• Your goal
Entries follow. Set all of them down as they stand.

[Figure data in JSON]
'''
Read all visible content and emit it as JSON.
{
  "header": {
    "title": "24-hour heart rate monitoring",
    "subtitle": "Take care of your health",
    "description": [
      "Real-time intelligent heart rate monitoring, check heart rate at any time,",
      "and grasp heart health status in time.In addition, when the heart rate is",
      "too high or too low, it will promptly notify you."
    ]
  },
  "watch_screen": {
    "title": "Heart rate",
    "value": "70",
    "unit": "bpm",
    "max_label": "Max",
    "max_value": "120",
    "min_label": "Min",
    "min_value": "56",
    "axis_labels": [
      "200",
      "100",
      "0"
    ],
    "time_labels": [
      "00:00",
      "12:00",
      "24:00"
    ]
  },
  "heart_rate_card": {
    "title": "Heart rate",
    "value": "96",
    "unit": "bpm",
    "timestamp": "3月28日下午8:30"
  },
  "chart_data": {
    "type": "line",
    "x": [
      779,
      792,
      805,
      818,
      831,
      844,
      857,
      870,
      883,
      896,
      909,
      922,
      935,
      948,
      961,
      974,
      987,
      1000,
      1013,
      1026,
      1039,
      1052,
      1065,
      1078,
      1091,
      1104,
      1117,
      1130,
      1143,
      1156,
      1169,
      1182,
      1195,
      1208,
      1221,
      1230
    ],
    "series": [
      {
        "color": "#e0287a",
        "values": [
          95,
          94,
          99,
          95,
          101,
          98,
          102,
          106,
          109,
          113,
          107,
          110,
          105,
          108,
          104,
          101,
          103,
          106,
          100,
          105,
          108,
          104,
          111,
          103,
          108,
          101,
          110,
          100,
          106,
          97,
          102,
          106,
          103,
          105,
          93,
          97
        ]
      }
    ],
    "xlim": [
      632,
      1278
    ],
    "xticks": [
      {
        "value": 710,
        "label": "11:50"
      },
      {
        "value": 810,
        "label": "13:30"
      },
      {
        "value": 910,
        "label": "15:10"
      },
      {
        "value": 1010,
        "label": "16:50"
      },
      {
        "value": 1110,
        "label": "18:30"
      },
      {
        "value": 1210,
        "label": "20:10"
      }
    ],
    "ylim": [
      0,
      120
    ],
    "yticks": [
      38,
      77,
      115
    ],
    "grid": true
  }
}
'''
• Reply to the task
Read all visible content and emit it as JSON.
{
  "header": {
    "title": "24-hour heart rate monitoring",
    "subtitle": "Take care of your health",
    "description": [
      "Real-time intelligent heart rate monitoring, check heart rate at any time,",
      "and grasp heart health status in time.In addition, when the heart rate is",
      "too high or too low, it will promptly notify you."
    ]
  },
  "watch_screen": {
    "title": "Heart rate",
    "value": "70",
    "unit": "bpm",
    "max_label": "Max",
    "max_value": "120",
    "min_label": "Min",
    "min_value": "56",
    "axis_labels": [
      "200",
      "100",
      "0"
    ],
    "time_labels": [
      "00:00",
      "12:00",
      "24:00"
    ]
  },
  "heart_rate_card": {
    "title": "Heart rate",
    "value": "96",
    "unit": "bpm",
    "timestamp": "3月28日下午8:30"
  },
  "chart_data": {
    "type": "line",
    "x": [
      779,
      792,
      805,
      818,
      831,
      844,
      857,
      870,
      883,
      896,
      909,
      922,
      935,
      948,
      961,
      974,
      987,
      1000,
      1013,
      1026,
      1039,
      1052,
      1065,
      1078,
      1091,
      1104,
      1117,
      1130,
      1143,
      1156,
      1169,
      1182,
      1195,
      1208,
      1221,
      1230
    ],
    "series": [
      {
        "color": "#e0287a",
        "values": [
          95,
          94,
          99,
          95,
          101,
          98,
          102,
          106,
          109,
          113,
          107,
          110,
          105,
          108,
          104,
          101,
          103,
          106,
          100,
          105,
          108,
          104,
          111,
          103,
          108,
          101,
          110,
          100,
          106,
          97,
          102,
          106,
          103,
          105,
          93,
          97
        ]
      }
    ],
    "xlim": [
      632,
      1278
    ],
    "xticks": [
      {
        "value": 710,
        "label": "11:50"
      },
      {
        "value": 810,
        "label": "13:30"
      },
      {
        "value": 910,
        "label": "15:10"
      },
      {
        "value": 1010,
        "label": "16:50"
      },
      {
        "value": 1110,
        "label": "18:30"
      },
      {
        "value": 1210,
        "label": "20:10"
      }
    ],
    "ylim": [
      0,
      120
    ],
    "yticks": [
      38,
      77,
      115
    ],
    "grid": true
  }
}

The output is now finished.